- **EXERCISE PROMPT**:
Check each line below for the word "stock", and copy those that have it.

Records about charts and figures
* * * * *

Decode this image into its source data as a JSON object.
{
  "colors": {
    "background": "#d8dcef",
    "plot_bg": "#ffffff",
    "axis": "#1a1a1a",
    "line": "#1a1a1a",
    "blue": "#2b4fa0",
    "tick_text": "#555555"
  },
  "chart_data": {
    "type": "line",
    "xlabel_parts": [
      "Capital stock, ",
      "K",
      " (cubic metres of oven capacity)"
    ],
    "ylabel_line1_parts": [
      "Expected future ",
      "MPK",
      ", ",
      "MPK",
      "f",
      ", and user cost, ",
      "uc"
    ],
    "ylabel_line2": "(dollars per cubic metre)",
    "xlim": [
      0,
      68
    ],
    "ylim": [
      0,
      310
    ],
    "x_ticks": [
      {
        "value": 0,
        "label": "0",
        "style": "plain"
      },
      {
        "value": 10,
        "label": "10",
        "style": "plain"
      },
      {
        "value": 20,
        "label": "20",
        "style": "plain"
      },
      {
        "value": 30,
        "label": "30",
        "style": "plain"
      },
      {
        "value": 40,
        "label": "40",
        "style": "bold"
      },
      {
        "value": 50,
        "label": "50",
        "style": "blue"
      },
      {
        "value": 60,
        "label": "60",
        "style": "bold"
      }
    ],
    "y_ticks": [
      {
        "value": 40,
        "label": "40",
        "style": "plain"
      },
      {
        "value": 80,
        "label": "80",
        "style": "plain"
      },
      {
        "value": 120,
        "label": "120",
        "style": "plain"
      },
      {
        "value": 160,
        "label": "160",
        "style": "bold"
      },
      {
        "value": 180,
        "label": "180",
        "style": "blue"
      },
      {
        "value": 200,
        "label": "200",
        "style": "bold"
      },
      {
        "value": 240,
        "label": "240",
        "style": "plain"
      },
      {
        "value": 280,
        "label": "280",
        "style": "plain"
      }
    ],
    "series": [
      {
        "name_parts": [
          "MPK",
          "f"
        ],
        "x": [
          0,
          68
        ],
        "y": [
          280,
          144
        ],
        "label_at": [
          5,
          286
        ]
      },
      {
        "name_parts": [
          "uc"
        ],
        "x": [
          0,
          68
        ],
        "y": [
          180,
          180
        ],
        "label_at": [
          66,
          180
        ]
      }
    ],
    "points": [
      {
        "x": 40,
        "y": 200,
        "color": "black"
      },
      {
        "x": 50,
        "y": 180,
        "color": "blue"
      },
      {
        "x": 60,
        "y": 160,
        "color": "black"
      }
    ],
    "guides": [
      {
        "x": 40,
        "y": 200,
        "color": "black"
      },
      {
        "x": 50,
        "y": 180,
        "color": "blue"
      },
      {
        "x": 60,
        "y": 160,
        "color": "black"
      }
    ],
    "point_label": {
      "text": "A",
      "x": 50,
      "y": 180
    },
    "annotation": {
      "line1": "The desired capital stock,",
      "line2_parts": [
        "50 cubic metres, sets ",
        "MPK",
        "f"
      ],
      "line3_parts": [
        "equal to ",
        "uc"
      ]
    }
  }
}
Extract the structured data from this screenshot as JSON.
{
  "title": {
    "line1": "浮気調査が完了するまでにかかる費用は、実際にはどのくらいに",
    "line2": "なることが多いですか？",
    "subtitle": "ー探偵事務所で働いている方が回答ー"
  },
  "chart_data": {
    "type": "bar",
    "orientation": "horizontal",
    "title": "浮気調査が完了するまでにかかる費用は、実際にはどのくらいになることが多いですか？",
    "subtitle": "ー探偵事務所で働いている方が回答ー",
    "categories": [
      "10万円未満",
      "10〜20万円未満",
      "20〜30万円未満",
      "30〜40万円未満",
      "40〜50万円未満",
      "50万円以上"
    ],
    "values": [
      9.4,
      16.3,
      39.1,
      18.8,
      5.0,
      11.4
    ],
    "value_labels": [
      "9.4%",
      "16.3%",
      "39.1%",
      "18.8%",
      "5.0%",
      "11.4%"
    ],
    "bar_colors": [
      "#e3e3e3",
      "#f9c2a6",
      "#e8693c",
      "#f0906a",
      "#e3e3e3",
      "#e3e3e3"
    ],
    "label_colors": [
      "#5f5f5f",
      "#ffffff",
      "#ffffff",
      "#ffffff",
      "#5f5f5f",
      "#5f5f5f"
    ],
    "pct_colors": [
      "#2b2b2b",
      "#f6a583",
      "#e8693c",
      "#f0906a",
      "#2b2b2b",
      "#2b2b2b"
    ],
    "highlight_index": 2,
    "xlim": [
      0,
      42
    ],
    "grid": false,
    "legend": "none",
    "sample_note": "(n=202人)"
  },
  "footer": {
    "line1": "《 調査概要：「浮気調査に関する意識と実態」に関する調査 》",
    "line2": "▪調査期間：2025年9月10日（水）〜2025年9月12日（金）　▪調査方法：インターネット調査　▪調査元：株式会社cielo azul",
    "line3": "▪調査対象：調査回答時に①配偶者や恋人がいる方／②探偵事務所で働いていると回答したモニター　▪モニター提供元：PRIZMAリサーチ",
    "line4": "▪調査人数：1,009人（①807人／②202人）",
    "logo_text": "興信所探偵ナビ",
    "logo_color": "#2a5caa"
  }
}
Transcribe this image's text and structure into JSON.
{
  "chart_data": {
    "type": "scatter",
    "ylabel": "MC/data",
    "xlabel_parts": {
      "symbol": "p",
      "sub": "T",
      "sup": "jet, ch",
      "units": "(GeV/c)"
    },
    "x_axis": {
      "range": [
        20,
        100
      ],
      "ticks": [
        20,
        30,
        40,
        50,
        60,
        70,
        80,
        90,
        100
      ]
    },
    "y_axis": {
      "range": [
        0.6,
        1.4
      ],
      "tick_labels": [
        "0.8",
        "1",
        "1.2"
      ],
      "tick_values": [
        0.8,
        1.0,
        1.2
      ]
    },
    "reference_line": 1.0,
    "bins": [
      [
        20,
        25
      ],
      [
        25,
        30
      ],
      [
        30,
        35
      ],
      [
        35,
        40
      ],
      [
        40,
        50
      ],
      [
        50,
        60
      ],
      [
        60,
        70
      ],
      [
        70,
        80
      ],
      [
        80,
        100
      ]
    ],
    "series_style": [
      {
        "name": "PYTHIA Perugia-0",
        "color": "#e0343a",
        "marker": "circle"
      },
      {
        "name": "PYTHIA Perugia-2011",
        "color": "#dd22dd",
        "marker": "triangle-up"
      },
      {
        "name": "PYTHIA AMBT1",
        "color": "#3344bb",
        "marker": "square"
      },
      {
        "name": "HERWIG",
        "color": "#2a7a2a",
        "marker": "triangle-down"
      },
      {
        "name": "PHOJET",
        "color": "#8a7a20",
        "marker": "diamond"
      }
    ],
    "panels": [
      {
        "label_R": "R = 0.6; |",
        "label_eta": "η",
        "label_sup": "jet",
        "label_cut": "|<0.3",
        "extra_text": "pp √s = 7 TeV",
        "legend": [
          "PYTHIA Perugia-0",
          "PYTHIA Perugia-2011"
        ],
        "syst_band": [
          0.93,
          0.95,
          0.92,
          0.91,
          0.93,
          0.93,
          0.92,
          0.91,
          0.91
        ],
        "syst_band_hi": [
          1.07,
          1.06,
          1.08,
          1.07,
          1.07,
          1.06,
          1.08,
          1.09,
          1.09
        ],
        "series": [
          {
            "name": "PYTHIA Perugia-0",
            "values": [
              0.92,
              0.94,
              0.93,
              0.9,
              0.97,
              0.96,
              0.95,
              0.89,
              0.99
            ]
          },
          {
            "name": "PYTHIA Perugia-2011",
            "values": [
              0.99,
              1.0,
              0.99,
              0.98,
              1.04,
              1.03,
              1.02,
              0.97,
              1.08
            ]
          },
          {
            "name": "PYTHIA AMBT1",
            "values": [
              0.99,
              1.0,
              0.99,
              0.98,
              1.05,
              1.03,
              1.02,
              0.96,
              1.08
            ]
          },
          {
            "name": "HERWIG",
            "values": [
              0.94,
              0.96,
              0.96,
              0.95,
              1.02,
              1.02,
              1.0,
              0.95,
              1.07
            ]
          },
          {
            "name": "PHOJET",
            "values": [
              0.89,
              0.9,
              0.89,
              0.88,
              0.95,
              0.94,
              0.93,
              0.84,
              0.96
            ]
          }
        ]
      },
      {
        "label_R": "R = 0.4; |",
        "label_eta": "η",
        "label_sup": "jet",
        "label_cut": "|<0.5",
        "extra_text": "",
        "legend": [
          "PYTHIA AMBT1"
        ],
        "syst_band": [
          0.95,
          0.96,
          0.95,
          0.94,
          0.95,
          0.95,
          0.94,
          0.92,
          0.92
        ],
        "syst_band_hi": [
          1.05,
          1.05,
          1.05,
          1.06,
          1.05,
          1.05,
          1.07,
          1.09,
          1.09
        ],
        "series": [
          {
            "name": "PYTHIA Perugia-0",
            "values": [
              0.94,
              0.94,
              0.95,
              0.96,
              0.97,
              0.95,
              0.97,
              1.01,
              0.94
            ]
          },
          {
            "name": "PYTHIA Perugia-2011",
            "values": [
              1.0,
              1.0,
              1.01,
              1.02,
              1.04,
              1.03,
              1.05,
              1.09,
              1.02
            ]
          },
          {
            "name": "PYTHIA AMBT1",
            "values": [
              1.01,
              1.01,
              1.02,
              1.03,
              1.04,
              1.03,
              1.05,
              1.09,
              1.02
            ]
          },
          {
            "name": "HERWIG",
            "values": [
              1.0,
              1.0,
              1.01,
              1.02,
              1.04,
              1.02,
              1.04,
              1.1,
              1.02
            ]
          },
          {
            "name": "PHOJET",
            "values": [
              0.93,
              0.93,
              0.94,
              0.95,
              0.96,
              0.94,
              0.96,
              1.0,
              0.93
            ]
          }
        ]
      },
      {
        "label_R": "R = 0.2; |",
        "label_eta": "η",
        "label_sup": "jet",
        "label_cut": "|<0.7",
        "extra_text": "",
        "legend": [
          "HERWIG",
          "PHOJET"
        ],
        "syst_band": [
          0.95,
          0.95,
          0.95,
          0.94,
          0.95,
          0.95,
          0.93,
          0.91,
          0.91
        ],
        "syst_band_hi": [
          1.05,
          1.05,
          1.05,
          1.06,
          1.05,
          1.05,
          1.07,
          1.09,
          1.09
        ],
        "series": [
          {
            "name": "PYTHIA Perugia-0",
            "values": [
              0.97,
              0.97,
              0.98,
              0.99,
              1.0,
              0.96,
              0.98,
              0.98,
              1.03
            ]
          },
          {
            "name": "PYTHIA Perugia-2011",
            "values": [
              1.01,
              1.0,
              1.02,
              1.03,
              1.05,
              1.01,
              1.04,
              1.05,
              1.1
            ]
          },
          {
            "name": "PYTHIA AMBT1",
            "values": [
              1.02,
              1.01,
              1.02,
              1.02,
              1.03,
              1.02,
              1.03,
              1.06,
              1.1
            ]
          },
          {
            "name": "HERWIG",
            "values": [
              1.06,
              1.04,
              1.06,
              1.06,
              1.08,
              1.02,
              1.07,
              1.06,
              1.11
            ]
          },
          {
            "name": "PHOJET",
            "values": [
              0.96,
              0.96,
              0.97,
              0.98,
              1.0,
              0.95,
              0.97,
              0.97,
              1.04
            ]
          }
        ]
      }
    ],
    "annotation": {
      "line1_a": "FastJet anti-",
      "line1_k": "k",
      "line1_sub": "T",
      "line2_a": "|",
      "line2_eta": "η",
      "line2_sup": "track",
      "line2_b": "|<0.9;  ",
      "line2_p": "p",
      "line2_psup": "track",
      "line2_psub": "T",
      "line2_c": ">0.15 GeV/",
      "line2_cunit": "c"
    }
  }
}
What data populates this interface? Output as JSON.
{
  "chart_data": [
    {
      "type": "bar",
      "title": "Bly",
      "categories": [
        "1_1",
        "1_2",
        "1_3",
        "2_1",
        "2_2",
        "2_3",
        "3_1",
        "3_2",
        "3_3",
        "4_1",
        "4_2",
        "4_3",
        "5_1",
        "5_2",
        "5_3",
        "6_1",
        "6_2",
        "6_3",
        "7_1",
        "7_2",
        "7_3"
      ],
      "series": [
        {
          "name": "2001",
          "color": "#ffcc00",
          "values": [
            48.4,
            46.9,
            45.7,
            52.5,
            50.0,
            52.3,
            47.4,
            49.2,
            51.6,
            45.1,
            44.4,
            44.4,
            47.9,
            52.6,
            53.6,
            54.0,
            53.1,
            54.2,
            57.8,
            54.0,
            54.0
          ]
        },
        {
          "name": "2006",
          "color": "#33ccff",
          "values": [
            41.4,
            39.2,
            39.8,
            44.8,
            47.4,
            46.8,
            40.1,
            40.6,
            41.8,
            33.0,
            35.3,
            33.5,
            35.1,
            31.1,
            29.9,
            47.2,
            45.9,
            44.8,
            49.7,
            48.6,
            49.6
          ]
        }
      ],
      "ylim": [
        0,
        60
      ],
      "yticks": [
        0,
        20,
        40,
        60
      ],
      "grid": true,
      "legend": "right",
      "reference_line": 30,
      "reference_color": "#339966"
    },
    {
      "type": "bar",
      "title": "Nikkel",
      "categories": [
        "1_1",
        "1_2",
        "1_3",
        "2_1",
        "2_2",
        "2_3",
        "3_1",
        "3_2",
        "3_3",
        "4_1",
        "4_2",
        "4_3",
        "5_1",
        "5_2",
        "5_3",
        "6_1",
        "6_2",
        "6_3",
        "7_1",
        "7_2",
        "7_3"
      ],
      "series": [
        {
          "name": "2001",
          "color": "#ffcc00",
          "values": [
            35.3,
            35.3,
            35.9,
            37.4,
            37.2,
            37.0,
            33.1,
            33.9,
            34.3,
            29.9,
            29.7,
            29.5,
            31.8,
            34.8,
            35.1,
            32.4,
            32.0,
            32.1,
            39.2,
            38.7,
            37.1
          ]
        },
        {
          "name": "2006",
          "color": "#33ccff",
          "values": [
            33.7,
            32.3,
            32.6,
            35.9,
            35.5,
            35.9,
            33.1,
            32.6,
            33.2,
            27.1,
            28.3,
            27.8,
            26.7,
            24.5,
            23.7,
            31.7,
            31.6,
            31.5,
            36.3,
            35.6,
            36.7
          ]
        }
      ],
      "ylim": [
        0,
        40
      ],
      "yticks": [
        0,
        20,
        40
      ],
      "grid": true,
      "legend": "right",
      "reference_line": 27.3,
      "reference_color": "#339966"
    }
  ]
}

* * * * *

- **RESULT OF THE TASK**:
      "Capital stock, ",
      "line1": "The desired capital stock,",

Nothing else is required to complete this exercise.